# EXERCISE
Filter for the word "perpetual" and keep each matching line.

==== EXTRACTED INFORMATION ====

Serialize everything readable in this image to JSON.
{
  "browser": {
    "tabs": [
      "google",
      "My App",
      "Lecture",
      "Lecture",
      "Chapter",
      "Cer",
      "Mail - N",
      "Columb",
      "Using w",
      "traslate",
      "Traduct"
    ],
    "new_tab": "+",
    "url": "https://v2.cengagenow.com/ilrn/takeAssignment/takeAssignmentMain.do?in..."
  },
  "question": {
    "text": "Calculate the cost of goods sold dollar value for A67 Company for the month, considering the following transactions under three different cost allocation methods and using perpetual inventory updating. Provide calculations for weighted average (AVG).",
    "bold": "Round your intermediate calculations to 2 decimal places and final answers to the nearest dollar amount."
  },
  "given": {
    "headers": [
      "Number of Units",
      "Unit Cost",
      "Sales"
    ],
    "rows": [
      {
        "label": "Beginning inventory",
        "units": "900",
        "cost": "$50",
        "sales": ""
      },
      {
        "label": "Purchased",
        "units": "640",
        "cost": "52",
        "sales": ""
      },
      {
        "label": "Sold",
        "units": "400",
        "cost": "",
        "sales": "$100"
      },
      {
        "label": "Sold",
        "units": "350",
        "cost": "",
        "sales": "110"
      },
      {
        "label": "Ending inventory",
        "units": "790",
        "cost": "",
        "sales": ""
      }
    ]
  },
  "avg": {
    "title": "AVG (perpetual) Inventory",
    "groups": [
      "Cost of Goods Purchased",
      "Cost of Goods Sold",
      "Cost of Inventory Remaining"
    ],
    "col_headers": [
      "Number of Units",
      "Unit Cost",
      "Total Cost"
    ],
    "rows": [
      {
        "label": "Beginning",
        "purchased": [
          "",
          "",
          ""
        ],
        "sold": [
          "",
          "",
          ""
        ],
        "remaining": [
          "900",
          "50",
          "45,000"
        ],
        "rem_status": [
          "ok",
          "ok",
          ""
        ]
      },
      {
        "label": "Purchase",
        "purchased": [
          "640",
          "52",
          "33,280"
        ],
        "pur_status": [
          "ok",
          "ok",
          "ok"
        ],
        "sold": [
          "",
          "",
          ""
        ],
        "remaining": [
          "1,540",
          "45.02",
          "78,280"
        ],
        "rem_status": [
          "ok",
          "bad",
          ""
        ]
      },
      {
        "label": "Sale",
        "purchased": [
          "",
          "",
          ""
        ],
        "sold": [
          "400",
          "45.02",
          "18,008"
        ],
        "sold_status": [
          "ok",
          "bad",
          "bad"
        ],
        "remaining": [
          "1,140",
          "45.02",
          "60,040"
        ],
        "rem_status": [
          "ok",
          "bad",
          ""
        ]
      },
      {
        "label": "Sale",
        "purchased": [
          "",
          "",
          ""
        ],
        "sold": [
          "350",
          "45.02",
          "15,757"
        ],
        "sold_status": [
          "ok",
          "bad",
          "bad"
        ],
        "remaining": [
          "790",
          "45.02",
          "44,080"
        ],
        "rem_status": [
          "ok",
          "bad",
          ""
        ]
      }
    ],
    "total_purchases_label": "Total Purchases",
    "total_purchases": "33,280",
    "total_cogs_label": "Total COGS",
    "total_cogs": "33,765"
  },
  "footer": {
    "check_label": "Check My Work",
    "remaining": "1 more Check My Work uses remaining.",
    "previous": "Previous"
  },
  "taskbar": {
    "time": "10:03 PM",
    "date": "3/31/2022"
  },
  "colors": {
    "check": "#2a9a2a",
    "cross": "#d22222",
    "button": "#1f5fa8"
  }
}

====
==== EXTRACTED INFORMATION ====

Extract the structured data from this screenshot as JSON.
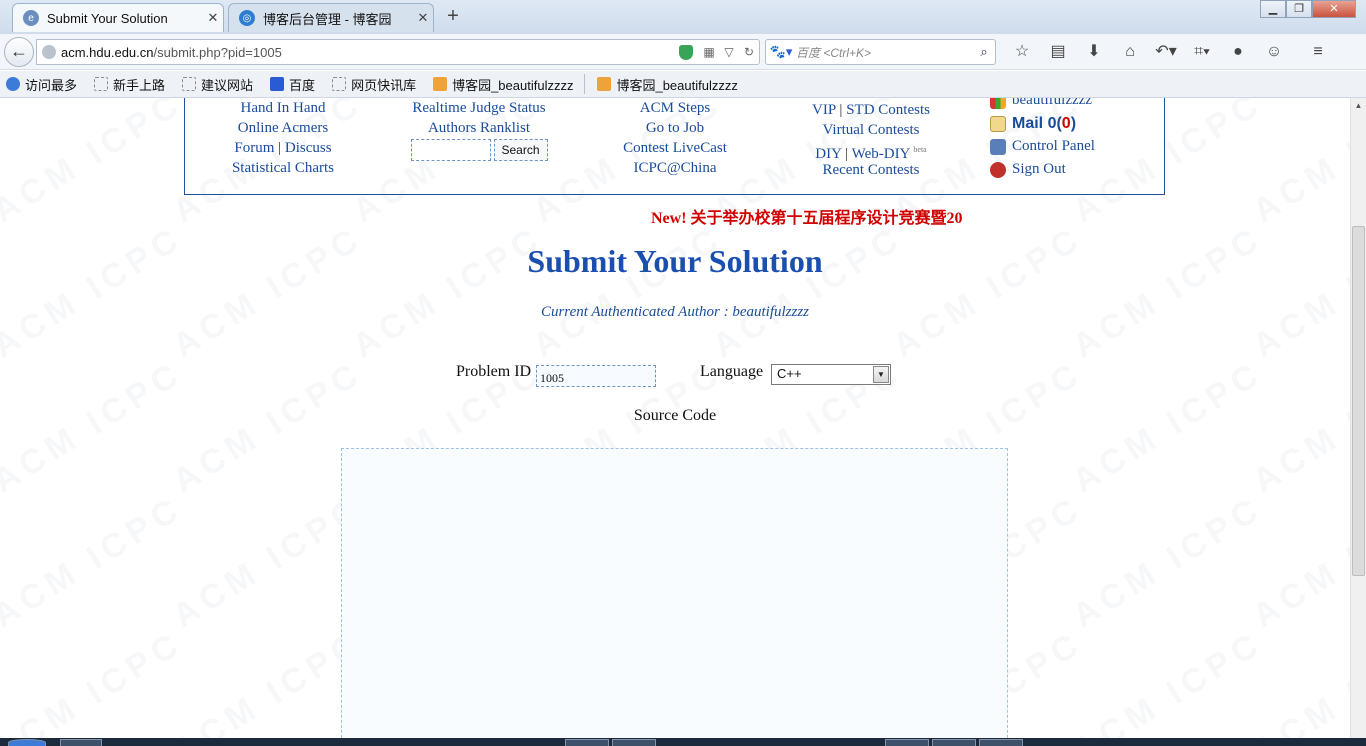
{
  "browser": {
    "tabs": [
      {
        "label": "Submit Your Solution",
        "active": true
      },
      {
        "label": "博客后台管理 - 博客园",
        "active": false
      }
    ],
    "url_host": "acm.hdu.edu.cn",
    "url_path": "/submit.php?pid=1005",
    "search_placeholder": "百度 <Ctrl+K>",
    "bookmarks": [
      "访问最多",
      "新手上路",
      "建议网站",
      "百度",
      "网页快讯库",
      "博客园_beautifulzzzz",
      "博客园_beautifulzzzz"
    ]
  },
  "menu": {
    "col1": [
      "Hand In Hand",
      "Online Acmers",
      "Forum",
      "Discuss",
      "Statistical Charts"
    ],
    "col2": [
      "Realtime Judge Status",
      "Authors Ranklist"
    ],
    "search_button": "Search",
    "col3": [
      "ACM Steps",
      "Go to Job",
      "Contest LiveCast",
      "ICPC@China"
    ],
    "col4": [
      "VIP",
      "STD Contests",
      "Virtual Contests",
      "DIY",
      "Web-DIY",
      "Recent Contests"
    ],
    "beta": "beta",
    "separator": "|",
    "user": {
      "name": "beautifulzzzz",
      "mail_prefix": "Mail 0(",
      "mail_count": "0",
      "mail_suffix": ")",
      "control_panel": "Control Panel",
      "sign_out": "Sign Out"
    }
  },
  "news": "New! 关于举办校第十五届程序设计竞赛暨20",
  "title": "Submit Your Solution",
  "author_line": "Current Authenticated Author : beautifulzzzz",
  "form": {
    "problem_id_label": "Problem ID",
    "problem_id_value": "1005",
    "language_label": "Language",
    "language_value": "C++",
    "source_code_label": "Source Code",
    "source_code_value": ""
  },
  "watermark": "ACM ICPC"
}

====

# COMPLETED EXERCISE
    "text": "Calculate the cost of goods sold dollar value for A67 Company for the month, considering the following transactions under three different cost allocation methods and using perpetual inventory updating. Provide calculations for weighted average (AVG).",
    "title": "AVG (perpetual) Inventory",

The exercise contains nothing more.